• [To be done]:
Select all lines holding the word "data" from the entries that follow.

• [Record set]:
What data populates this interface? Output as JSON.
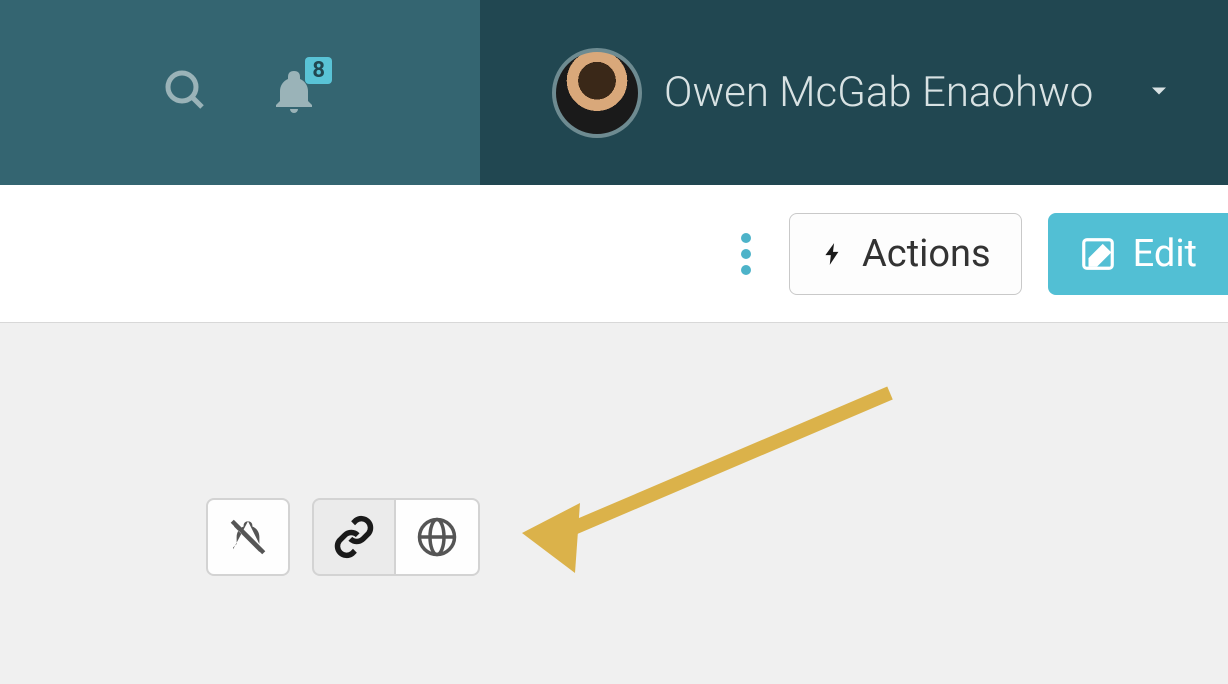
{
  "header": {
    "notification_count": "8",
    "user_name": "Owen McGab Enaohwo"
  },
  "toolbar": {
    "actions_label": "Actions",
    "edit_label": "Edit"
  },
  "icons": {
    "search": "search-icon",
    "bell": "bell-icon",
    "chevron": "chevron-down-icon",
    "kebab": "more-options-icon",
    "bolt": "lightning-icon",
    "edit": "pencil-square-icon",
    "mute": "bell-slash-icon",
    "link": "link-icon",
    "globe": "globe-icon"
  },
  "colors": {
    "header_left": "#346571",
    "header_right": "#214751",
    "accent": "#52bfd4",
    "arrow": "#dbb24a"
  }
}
--
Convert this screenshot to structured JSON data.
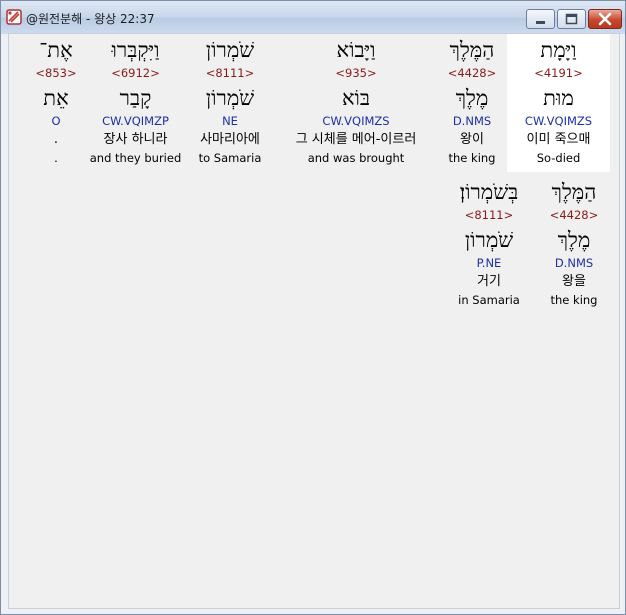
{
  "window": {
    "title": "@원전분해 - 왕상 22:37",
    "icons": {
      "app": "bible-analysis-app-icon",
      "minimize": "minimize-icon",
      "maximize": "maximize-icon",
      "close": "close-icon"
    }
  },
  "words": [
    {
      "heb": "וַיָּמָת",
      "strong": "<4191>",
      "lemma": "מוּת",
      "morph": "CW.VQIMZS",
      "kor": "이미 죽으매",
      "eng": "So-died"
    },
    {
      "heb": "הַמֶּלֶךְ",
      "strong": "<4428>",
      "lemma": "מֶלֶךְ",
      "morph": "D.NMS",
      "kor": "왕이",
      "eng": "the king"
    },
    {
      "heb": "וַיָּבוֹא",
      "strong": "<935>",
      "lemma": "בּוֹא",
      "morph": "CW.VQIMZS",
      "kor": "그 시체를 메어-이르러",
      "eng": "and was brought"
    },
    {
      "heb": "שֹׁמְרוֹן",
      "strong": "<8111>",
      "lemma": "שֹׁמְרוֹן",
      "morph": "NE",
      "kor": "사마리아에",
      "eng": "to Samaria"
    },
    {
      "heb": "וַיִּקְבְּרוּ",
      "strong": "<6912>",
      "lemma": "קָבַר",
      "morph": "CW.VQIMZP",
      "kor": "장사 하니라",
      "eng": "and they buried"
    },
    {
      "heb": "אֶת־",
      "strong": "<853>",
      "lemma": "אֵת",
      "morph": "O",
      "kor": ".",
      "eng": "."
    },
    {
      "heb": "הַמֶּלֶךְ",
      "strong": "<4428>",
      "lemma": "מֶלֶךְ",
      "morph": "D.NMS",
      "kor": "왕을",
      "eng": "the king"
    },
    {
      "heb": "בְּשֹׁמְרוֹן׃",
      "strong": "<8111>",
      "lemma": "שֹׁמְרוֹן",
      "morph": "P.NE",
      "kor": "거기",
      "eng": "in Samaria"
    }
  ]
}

• [Solved problem]:
What data populates this interface? Output as JSON.
Convert this screenshot to structured JSON data.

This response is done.